# WORK TO BE COMPLETED
Each line below should be quoted exactly, please.

(Raw records)
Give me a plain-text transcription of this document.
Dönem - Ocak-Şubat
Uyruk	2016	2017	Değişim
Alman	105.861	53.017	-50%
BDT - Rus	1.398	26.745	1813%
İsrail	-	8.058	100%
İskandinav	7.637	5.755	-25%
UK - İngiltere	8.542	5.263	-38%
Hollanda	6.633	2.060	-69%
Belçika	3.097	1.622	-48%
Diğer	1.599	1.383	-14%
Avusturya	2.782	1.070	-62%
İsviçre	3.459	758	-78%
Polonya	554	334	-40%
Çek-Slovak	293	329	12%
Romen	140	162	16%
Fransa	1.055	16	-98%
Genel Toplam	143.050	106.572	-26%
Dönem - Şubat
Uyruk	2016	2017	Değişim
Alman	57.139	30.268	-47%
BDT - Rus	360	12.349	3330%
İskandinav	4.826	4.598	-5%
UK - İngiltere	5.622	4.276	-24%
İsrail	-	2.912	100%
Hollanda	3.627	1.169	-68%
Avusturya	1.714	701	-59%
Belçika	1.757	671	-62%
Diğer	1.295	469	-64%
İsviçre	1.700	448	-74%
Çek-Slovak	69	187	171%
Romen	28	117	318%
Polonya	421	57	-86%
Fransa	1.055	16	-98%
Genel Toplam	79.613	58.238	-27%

# EXERCISE SOLUTION
Give me a plain-text transcription of this document.
Dönem - Ocak-Şubat
Uyruk	2016	2017	Değişim
Alman	105.861	53.017	-50%
BDT - Rus	1.398	26.745	1813%
İsrail	-	8.058	100%
İskandinav	7.637	5.755	-25%
UK - İngiltere	8.542	5.263	-38%
Hollanda	6.633	2.060	-69%
Belçika	3.097	1.622	-48%
Diğer	1.599	1.383	-14%
Avusturya	2.782	1.070	-62%
İsviçre	3.459	758	-78%
Polonya	554	334	-40%
Çek-Slovak	293	329	12%
Romen	140	162	16%
Fransa	1.055	16	-98%
Genel Toplam	143.050	106.572	-26%
Dönem - Şubat
Uyruk	2016	2017	Değişim
Alman	57.139	30.268	-47%
BDT - Rus	360	12.349	3330%
İskandinav	4.826	4.598	-5%
UK - İngiltere	5.622	4.276	-24%
İsrail	-	2.912	100%
Hollanda	3.627	1.169	-68%
Avusturya	1.714	701	-59%
Belçika	1.757	671	-62%
Diğer	1.295	469	-64%
İsviçre	1.700	448	-74%
Çek-Slovak	69	187	171%
Romen	28	117	318%
Polonya	421	57	-86%
Fransa	1.055	16	-98%
Genel Toplam	79.613	58.238	-27%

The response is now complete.